AUFGABE —
Beantworten Sie bitte diese Fragen zum Text über Triggerwarnungen:
(a) An welchen Stellen eines Buchs können Triggerwarnungen stehen?
(b) Auf welcher Plattform wird laut dem Text inzwischen über Mental Health geredet?
(c) Zu welchen drei Dingen können Bücher Türen öffnen?

LESETEXT —
..........

- Triggerwarnungen – wozu eigentlich?
- Und warum greife ich solche Themen auf?
- Geschichten können was bewegen
Triggerwarnungen – wozu eigentlich?
Im Grunde sind sie nichts anderes als ein kleines Heads-up: Achtung, hier geht’s um was, das für manche belastend sein könnte. Ob am Anfang oder am Ende eines Buchs, das variiert. Aber die Idee dahinter bleibt: Du sollst selbst entscheiden können, ob du das gerade lesen willst oder eben nicht.
Und warum greife ich solche Themen auf?
Weil Wegschauen nichts besser macht. Psychische Erkrankungen sind immer noch mit vielen Vorurteilen belegt. Und obwohl wir inzwischen auf Instagram über Mental Health reden, bleibt vieles unausgesprochen – oder wird falsch verstanden. Ich will mit meinen Geschichten nicht schockieren, sondern zeigen, wie komplex, traurig, wütend oder sogar komisch das manchmal sein kann.
Weil Hoffnung genauso dazugehört. Klar, es wird manchmal düster. Aber es geht mir nie nur ums Drama. Ich glaube daran, dass Geschichten auch Kraft geben können – und ein leises: Du bist nicht allein.
Weil Reden hilft, manchmal. Ich will nicht predigen, dass man ständig über alles sprechen muss. Muss man nicht. Aber vielleicht hilft ein Text dabei, Dinge für sich einzuordnen. Oder überhaupt erst anzufangen, über etwas nachzudenken.
Geschichten können was bewegen
Für mich sind Bücher mehr als Zeitvertreib. Sie können Türen öffnen – zu anderen Perspektiven, zu Mitgefühl, zu einem besseren Verständnis. Wenn Triggerwarnungen oder Contenthinweise dabei helfen, diesen Raum sicherer zu machen, dann haben sie ihren Platz verdient.
Ich selbst wünsche mir, dass meine Geschichten nicht nur gelesen, sondern auch gefühlt werden – mit allem, was dazugehört. Und wenn dabei ein Gespräch entsteht, umso besser.

..........

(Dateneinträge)

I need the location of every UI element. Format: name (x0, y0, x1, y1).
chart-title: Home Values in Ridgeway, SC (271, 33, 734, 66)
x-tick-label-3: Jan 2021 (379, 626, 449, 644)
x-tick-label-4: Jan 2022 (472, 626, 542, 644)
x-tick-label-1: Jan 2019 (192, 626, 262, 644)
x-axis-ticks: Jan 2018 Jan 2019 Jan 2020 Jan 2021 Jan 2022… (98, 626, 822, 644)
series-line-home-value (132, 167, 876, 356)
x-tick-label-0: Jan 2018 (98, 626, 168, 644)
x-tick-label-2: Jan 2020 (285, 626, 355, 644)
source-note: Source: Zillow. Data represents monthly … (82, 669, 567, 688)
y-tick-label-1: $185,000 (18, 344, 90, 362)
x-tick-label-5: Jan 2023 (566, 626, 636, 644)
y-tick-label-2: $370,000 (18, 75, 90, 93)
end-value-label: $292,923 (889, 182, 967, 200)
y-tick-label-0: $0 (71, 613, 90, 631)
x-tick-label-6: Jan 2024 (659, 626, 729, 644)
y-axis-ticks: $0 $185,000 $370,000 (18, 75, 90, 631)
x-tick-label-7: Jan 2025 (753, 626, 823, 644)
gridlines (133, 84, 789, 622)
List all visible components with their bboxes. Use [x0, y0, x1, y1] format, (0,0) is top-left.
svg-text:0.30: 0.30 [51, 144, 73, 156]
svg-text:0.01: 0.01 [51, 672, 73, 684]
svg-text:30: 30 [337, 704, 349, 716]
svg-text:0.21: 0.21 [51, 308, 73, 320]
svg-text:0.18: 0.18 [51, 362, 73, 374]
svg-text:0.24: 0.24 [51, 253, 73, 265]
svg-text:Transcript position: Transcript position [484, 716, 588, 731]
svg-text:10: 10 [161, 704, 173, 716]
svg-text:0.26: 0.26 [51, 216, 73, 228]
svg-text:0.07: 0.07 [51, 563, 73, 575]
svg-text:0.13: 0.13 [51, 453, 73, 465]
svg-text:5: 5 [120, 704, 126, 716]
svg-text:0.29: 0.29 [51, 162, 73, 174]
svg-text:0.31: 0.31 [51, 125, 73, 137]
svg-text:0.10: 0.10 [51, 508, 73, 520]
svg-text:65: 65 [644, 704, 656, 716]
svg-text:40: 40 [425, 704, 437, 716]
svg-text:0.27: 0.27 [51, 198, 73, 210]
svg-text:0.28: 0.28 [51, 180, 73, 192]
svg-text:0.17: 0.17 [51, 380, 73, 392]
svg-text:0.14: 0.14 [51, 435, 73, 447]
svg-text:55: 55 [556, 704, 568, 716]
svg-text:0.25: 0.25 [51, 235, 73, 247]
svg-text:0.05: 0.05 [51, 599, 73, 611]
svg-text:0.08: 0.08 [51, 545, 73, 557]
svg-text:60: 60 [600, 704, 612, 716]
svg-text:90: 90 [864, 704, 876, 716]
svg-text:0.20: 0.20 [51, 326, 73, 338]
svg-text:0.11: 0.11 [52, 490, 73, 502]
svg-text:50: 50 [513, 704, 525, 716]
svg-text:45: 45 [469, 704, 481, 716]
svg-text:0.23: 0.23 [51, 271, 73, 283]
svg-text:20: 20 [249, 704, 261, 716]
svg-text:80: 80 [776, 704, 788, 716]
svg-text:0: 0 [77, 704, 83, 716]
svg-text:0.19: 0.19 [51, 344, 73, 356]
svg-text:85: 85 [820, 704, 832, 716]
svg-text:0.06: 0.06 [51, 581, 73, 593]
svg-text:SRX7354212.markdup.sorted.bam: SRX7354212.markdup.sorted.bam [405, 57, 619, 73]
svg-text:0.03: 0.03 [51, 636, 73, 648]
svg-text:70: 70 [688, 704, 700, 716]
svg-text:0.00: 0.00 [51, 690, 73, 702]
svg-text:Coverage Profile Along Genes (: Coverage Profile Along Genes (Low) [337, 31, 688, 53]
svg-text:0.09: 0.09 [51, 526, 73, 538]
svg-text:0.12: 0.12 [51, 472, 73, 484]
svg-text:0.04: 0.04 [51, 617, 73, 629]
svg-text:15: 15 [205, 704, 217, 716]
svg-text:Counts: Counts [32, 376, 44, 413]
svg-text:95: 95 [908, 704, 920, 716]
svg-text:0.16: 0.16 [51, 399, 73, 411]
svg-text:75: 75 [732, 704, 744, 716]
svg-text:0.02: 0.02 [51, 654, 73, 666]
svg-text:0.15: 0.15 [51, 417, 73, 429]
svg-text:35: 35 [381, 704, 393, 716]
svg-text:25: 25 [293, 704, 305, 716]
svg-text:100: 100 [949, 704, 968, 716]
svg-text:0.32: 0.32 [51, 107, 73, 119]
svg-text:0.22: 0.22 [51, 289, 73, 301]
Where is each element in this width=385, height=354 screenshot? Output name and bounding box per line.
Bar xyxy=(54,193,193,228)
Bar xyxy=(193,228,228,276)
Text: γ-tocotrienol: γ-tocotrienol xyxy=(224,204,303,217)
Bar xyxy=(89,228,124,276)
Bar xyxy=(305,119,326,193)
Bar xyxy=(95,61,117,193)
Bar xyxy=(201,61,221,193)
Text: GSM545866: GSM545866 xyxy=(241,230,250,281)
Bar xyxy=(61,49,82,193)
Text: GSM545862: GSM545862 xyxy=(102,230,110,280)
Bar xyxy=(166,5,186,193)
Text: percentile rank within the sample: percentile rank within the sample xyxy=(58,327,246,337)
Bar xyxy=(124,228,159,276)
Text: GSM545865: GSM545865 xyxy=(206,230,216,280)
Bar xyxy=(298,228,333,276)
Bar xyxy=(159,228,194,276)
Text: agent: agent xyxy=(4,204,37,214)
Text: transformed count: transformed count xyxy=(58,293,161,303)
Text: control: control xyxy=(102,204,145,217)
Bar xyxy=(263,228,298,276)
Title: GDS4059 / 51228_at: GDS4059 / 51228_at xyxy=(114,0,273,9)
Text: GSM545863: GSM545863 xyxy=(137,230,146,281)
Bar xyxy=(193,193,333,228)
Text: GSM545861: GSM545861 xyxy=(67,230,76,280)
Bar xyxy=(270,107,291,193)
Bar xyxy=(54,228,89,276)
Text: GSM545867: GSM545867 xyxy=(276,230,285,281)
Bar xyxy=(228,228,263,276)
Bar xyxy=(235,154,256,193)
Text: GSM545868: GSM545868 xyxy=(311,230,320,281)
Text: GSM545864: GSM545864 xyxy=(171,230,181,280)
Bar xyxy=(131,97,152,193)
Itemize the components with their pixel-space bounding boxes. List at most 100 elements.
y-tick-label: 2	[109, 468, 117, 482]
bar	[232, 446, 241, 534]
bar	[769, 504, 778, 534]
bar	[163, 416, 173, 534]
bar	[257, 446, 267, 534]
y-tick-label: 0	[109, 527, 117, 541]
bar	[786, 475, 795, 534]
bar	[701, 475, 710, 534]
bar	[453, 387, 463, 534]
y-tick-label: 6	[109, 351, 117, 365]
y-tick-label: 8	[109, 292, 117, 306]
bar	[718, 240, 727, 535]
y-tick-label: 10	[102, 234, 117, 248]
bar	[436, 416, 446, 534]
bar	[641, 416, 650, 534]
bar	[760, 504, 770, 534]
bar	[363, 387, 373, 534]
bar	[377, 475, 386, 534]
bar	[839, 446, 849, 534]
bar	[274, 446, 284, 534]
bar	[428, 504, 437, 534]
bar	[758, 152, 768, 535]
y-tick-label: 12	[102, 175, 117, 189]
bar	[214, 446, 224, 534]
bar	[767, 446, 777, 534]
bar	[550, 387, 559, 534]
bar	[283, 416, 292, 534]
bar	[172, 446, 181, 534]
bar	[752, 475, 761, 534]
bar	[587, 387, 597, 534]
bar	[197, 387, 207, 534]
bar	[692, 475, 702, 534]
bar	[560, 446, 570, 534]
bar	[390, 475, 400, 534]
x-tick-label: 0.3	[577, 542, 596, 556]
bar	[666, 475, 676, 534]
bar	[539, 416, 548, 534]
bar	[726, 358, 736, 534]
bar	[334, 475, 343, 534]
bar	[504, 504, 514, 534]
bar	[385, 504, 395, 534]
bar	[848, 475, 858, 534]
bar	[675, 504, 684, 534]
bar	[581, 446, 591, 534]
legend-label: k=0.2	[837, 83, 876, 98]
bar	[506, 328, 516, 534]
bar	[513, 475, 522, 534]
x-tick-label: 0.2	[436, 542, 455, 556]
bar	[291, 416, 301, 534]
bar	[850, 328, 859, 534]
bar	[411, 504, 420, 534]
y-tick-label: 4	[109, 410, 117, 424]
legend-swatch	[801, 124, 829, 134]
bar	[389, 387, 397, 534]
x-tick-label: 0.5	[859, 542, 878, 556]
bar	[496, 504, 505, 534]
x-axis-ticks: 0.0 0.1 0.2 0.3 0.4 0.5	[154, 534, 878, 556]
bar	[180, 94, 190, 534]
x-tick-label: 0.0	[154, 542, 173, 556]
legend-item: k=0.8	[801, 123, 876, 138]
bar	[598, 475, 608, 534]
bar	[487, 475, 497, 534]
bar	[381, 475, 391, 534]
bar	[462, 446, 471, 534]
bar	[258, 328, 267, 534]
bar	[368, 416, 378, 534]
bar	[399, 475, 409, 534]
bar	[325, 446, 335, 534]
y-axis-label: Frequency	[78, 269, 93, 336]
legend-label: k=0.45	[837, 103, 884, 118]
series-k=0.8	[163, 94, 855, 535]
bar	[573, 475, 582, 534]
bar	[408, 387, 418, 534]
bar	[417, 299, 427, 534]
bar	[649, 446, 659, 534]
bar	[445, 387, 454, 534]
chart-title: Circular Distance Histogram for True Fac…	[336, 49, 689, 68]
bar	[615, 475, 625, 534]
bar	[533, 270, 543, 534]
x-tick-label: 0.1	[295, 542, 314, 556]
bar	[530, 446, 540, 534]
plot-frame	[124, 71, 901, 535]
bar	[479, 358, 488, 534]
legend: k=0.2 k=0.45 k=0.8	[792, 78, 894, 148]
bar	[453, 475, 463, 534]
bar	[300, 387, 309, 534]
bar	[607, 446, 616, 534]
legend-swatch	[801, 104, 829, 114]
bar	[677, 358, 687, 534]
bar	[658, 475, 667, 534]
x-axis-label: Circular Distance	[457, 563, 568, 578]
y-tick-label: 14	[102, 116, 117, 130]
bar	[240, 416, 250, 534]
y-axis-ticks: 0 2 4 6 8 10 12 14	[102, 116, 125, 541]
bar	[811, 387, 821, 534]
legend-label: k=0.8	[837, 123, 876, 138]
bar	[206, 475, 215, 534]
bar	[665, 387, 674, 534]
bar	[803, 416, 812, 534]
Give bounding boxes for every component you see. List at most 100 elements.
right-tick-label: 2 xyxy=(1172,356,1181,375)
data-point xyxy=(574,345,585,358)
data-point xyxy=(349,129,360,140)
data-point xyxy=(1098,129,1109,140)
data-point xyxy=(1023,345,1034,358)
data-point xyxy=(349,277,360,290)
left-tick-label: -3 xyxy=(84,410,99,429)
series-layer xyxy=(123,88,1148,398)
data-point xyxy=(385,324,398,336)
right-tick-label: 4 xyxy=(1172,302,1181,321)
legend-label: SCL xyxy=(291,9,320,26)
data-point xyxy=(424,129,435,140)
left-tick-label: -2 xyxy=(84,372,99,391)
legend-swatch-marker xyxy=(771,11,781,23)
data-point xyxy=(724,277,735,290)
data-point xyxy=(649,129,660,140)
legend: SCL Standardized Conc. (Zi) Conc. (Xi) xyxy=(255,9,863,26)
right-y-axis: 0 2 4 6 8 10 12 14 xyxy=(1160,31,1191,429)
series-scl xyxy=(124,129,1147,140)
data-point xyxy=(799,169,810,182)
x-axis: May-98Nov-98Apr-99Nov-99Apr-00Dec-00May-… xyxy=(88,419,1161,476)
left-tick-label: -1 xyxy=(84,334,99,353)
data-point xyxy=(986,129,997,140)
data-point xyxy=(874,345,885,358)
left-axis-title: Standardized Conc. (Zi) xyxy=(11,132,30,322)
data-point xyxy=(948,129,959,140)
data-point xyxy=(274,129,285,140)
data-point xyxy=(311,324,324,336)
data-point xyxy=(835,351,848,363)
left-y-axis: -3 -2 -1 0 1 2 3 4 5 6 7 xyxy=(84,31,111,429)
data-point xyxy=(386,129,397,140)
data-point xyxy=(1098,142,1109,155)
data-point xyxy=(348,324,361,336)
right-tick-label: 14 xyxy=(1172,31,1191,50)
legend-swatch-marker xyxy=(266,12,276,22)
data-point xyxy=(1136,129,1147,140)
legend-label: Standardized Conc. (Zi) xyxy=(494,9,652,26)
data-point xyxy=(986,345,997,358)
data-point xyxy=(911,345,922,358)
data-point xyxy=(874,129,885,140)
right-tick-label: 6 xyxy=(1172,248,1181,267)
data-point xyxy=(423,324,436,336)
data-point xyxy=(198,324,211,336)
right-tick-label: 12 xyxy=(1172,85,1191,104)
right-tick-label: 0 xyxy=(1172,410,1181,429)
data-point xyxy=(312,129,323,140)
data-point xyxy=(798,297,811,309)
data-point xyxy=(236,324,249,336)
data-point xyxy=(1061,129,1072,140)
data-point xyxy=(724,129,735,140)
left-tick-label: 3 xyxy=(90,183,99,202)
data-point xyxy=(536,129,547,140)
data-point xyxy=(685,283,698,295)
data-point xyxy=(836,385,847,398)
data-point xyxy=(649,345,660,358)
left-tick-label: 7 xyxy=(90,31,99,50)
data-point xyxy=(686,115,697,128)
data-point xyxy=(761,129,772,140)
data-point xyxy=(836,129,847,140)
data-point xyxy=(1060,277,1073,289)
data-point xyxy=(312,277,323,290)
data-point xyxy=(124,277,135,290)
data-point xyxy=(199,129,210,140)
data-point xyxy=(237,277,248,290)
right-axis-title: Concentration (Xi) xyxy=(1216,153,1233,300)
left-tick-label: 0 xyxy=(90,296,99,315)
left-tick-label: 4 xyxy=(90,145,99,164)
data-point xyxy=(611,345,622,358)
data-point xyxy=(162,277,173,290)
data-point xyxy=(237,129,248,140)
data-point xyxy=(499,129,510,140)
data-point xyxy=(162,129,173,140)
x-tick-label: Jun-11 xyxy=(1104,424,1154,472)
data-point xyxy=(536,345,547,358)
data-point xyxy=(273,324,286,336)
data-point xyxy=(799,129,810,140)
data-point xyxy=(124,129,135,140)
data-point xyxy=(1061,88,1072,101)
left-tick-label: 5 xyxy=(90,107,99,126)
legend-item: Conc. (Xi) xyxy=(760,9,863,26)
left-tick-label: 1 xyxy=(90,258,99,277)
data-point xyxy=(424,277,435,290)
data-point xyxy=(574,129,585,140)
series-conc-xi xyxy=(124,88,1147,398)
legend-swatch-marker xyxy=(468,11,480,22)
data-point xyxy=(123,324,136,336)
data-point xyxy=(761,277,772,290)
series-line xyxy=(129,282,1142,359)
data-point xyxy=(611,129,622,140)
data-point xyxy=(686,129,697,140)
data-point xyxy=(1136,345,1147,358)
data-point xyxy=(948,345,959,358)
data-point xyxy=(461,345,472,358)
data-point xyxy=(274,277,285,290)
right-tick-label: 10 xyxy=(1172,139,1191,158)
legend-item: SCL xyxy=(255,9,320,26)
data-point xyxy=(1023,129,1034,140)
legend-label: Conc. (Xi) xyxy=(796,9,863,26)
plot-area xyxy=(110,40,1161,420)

..........

LÖSUNG —
(a) Am Anfang oder am Ende eines Buchs.
(b) Auf Instagram.
(c) Zu anderen Perspektiven, zu Mitgefühl und zu einem besseren Verständnis.